** start EXERCISE INPUT **
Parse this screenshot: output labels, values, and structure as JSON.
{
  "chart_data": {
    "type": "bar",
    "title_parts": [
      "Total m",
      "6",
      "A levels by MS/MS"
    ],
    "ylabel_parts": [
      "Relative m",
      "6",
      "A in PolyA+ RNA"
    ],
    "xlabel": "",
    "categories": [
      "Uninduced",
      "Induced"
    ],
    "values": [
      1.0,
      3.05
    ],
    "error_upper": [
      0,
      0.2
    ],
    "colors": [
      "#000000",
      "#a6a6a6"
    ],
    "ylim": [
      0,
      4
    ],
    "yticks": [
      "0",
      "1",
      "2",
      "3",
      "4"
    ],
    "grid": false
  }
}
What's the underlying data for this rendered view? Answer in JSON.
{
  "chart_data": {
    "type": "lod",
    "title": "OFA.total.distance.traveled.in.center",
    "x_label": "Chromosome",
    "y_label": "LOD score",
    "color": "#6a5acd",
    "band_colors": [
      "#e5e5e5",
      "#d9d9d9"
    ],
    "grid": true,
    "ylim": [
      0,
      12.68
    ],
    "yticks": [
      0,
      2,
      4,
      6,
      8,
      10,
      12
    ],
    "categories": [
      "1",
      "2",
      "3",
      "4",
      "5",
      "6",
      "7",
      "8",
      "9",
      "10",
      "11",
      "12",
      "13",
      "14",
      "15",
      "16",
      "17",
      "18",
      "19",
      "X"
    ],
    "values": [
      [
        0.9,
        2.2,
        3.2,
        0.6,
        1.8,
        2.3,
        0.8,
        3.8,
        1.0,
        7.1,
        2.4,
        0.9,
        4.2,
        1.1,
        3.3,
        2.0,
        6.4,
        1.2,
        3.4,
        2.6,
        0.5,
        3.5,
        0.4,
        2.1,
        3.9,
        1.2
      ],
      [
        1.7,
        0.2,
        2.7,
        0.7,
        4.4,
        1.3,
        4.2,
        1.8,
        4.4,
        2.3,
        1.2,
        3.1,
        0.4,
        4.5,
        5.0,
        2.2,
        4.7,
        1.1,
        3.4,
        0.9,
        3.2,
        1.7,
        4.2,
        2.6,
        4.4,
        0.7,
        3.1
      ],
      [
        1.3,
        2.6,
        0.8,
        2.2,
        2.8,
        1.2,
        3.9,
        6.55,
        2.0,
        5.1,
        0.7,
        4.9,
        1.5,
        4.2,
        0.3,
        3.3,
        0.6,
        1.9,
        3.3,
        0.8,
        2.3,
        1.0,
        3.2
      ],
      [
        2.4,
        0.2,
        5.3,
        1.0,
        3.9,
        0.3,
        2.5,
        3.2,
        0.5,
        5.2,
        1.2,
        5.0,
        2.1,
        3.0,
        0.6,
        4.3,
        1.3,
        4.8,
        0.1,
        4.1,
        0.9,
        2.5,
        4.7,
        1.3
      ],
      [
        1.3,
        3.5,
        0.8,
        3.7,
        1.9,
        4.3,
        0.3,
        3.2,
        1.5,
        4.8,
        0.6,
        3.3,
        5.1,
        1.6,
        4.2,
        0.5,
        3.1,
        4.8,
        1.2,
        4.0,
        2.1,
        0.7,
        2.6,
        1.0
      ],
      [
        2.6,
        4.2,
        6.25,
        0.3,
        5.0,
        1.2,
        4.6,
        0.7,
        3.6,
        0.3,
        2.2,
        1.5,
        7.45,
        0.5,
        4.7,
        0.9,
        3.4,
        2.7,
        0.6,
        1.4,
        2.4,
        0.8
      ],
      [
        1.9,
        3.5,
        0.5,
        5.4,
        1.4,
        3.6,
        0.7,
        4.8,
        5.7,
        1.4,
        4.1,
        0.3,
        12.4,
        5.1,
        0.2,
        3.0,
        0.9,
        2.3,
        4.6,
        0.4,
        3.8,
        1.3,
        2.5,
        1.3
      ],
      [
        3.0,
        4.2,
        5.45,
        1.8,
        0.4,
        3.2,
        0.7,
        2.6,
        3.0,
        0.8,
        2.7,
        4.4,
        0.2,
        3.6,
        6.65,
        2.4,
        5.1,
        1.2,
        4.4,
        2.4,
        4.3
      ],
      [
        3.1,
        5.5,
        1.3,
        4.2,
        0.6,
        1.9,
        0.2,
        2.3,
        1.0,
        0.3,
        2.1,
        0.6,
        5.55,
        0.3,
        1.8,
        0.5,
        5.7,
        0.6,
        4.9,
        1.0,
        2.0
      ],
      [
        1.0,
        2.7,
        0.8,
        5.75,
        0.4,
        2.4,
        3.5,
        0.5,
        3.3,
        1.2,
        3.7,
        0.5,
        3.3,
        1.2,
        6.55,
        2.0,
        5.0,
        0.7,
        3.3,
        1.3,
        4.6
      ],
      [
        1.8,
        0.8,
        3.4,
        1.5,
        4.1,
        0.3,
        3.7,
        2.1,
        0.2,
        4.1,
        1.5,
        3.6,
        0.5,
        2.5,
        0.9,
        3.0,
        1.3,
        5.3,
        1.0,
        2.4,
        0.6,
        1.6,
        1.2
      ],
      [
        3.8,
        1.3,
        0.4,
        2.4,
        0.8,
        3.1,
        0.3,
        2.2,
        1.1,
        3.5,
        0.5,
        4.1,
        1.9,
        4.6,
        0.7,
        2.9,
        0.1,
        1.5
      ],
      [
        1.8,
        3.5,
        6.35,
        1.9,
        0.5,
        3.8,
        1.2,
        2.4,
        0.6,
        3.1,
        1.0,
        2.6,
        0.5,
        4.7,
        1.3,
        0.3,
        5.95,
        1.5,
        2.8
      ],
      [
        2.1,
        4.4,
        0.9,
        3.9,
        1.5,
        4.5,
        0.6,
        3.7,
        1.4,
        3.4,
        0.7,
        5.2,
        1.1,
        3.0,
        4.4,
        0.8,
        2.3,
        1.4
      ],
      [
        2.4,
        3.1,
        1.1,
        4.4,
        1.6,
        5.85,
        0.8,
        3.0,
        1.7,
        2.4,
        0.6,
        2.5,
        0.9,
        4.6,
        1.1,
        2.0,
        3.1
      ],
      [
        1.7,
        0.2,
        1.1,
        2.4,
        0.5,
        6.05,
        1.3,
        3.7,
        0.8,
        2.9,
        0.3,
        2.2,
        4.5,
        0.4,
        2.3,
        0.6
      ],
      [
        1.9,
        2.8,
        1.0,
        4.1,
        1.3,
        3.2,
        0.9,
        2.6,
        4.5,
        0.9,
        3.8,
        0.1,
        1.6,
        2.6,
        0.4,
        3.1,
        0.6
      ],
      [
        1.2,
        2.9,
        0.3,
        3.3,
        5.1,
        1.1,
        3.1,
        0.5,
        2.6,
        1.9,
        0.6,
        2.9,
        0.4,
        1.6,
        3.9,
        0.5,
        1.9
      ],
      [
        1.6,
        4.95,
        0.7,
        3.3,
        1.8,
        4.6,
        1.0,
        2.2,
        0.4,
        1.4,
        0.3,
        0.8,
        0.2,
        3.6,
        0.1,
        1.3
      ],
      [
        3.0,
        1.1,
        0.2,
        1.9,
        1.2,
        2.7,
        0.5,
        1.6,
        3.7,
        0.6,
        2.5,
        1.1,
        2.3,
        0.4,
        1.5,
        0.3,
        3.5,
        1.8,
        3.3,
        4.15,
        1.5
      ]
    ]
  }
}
** end EXERCISE INPUT **
**WHAT NEEDS TO BE DONE:**
Extract the full set of entries word for word.

**TASK ANSWER:**
Parse this screenshot: output labels, values, and structure as JSON.
{
  "chart_data": {
    "type": "bar",
    "title_parts": [
      "Total m",
      "6",
      "A levels by MS/MS"
    ],
    "ylabel_parts": [
      "Relative m",
      "6",
      "A in PolyA+ RNA"
    ],
    "xlabel": "",
    "categories": [
      "Uninduced",
      "Induced"
    ],
    "values": [
      1.0,
      3.05
    ],
    "error_upper": [
      0,
      0.2
    ],
    "colors": [
      "#000000",
      "#a6a6a6"
    ],
    "ylim": [
      0,
      4
    ],
    "yticks": [
      "0",
      "1",
      "2",
      "3",
      "4"
    ],
    "grid": false
  }
}
What's the underlying data for this rendered view? Answer in JSON.
{
  "chart_data": {
    "type": "lod",
    "title": "OFA.total.distance.traveled.in.center",
    "x_label": "Chromosome",
    "y_label": "LOD score",
    "color": "#6a5acd",
    "band_colors": [
      "#e5e5e5",
      "#d9d9d9"
    ],
    "grid": true,
    "ylim": [
      0,
      12.68
    ],
    "yticks": [
      0,
      2,
      4,
      6,
      8,
      10,
      12
    ],
    "categories": [
      "1",
      "2",
      "3",
      "4",
      "5",
      "6",
      "7",
      "8",
      "9",
      "10",
      "11",
      "12",
      "13",
      "14",
      "15",
      "16",
      "17",
      "18",
      "19",
      "X"
    ],
    "values": [
      [
        0.9,
        2.2,
        3.2,
        0.6,
        1.8,
        2.3,
        0.8,
        3.8,
        1.0,
        7.1,
        2.4,
        0.9,
        4.2,
        1.1,
        3.3,
        2.0,
        6.4,
        1.2,
        3.4,
        2.6,
        0.5,
        3.5,
        0.4,
        2.1,
        3.9,
        1.2
      ],
      [
        1.7,
        0.2,
        2.7,
        0.7,
        4.4,
        1.3,
        4.2,
        1.8,
        4.4,
        2.3,
        1.2,
        3.1,
        0.4,
        4.5,
        5.0,
        2.2,
        4.7,
        1.1,
        3.4,
        0.9,
        3.2,
        1.7,
        4.2,
        2.6,
        4.4,
        0.7,
        3.1
      ],
      [
        1.3,
        2.6,
        0.8,
        2.2,
        2.8,
        1.2,
        3.9,
        6.55,
        2.0,
        5.1,
        0.7,
        4.9,
        1.5,
        4.2,
        0.3,
        3.3,
        0.6,
        1.9,
        3.3,
        0.8,
        2.3,
        1.0,
        3.2
      ],
      [
        2.4,
        0.2,
        5.3,
        1.0,
        3.9,
        0.3,
        2.5,
        3.2,
        0.5,
        5.2,
        1.2,
        5.0,
        2.1,
        3.0,
        0.6,
        4.3,
        1.3,
        4.8,
        0.1,
        4.1,
        0.9,
        2.5,
        4.7,
        1.3
      ],
      [
        1.3,
        3.5,
        0.8,
        3.7,
        1.9,
        4.3,
        0.3,
        3.2,
        1.5,
        4.8,
        0.6,
        3.3,
        5.1,
        1.6,
        4.2,
        0.5,
        3.1,
        4.8,
        1.2,
        4.0,
        2.1,
        0.7,
        2.6,
        1.0
      ],
      [
        2.6,
        4.2,
        6.25,
        0.3,
        5.0,
        1.2,
        4.6,
        0.7,
        3.6,
        0.3,
        2.2,
        1.5,
        7.45,
        0.5,
        4.7,
        0.9,
        3.4,
        2.7,
        0.6,
        1.4,
        2.4,
        0.8
      ],
      [
        1.9,
        3.5,
        0.5,
        5.4,
        1.4,
        3.6,
        0.7,
        4.8,
        5.7,
        1.4,
        4.1,
        0.3,
        12.4,
        5.1,
        0.2,
        3.0,
        0.9,
        2.3,
        4.6,
        0.4,
        3.8,
        1.3,
        2.5,
        1.3
      ],
      [
        3.0,
        4.2,
        5.45,
        1.8,
        0.4,
        3.2,
        0.7,
        2.6,
        3.0,
        0.8,
        2.7,
        4.4,
        0.2,
        3.6,
        6.65,
        2.4,
        5.1,
        1.2,
        4.4,
        2.4,
        4.3
      ],
      [
        3.1,
        5.5,
        1.3,
        4.2,
        0.6,
        1.9,
        0.2,
        2.3,
        1.0,
        0.3,
        2.1,
        0.6,
        5.55,
        0.3,
        1.8,
        0.5,
        5.7,
        0.6,
        4.9,
        1.0,
        2.0
      ],
      [
        1.0,
        2.7,
        0.8,
        5.75,
        0.4,
        2.4,
        3.5,
        0.5,
        3.3,
        1.2,
        3.7,
        0.5,
        3.3,
        1.2,
        6.55,
        2.0,
        5.0,
        0.7,
        3.3,
        1.3,
        4.6
      ],
      [
        1.8,
        0.8,
        3.4,
        1.5,
        4.1,
        0.3,
        3.7,
        2.1,
        0.2,
        4.1,
        1.5,
        3.6,
        0.5,
        2.5,
        0.9,
        3.0,
        1.3,
        5.3,
        1.0,
        2.4,
        0.6,
        1.6,
        1.2
      ],
      [
        3.8,
        1.3,
        0.4,
        2.4,
        0.8,
        3.1,
        0.3,
        2.2,
        1.1,
        3.5,
        0.5,
        4.1,
        1.9,
        4.6,
        0.7,
        2.9,
        0.1,
        1.5
      ],
      [
        1.8,
        3.5,
        6.35,
        1.9,
        0.5,
        3.8,
        1.2,
        2.4,
        0.6,
        3.1,
        1.0,
        2.6,
        0.5,
        4.7,
        1.3,
        0.3,
        5.95,
        1.5,
        2.8
      ],
      [
        2.1,
        4.4,
        0.9,
        3.9,
        1.5,
        4.5,
        0.6,
        3.7,
        1.4,
        3.4,
        0.7,
        5.2,
        1.1,
        3.0,
        4.4,
        0.8,
        2.3,
        1.4
      ],
      [
        2.4,
        3.1,
        1.1,
        4.4,
        1.6,
        5.85,
        0.8,
        3.0,
        1.7,
        2.4,
        0.6,
        2.5,
        0.9,
        4.6,
        1.1,
        2.0,
        3.1
      ],
      [
        1.7,
        0.2,
        1.1,
        2.4,
        0.5,
        6.05,
        1.3,
        3.7,
        0.8,
        2.9,
        0.3,
        2.2,
        4.5,
        0.4,
        2.3,
        0.6
      ],
      [
        1.9,
        2.8,
        1.0,
        4.1,
        1.3,
        3.2,
        0.9,
        2.6,
        4.5,
        0.9,
        3.8,
        0.1,
        1.6,
        2.6,
        0.4,
        3.1,
        0.6
      ],
      [
        1.2,
        2.9,
        0.3,
        3.3,
        5.1,
        1.1,
        3.1,
        0.5,
        2.6,
        1.9,
        0.6,
        2.9,
        0.4,
        1.6,
        3.9,
        0.5,
        1.9
      ],
      [
        1.6,
        4.95,
        0.7,
        3.3,
        1.8,
        4.6,
        1.0,
        2.2,
        0.4,
        1.4,
        0.3,
        0.8,
        0.2,
        3.6,
        0.1,
        1.3
      ],
      [
        3.0,
        1.1,
        0.2,
        1.9,
        1.2,
        2.7,
        0.5,
        1.6,
        3.7,
        0.6,
        2.5,
        1.1,
        2.3,
        0.4,
        1.5,
        0.3,
        3.5,
        1.8,
        3.3,
        4.15,
        1.5
      ]
    ]
  }
}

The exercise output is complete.